Search the records for "Conditionally". Report every line where it occurs.

Page transcription records »
★ ★ ★ ★ ★ ★ ★
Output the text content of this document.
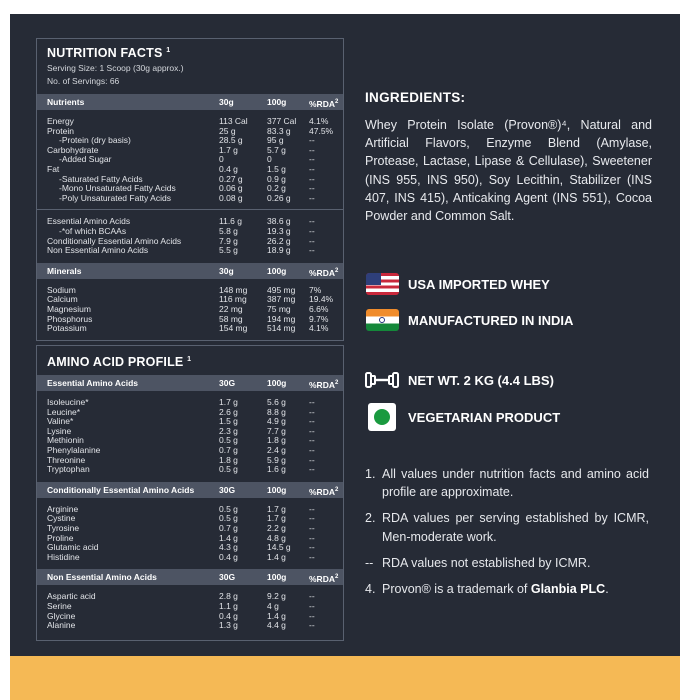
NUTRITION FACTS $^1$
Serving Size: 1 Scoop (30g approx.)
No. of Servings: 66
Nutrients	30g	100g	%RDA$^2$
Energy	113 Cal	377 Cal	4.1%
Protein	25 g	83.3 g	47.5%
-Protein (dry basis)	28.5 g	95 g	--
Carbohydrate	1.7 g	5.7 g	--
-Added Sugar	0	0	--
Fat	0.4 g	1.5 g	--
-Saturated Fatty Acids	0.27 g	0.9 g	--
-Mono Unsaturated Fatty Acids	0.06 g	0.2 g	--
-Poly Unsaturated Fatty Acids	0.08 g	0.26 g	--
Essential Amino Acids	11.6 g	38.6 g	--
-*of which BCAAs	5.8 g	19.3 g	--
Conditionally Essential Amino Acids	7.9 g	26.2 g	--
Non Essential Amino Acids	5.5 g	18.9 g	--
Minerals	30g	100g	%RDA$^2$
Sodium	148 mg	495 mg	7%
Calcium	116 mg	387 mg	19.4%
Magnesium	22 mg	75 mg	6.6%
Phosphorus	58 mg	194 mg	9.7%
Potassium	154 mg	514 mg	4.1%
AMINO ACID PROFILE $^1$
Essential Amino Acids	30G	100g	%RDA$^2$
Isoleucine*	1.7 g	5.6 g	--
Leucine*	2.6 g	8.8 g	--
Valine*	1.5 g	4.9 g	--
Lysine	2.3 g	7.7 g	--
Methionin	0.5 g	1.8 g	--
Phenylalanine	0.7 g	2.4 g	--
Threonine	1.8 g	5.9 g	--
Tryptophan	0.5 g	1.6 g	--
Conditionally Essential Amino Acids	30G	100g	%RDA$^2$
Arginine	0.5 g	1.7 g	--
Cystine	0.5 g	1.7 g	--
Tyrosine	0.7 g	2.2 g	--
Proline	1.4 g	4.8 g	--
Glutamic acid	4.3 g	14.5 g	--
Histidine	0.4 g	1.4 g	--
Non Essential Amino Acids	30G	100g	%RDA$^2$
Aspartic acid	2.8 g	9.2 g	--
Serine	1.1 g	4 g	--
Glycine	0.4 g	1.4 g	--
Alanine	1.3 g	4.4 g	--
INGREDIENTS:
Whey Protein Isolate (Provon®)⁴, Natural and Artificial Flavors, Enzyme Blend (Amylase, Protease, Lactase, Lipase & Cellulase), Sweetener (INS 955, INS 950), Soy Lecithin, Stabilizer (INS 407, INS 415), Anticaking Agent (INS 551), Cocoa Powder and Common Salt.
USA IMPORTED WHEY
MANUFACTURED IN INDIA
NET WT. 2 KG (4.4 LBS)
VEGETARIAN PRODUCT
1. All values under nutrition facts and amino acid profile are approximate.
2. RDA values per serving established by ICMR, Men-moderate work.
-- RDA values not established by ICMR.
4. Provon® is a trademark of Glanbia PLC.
★ ★ ★ ★ ★ ★ ★
ANSWER TO THIS PROBLEM »
Conditionally Essential Amino Acids	7.9 g	26.2 g	--
Conditionally Essential Amino Acids	30G	100g	%RDA$^2$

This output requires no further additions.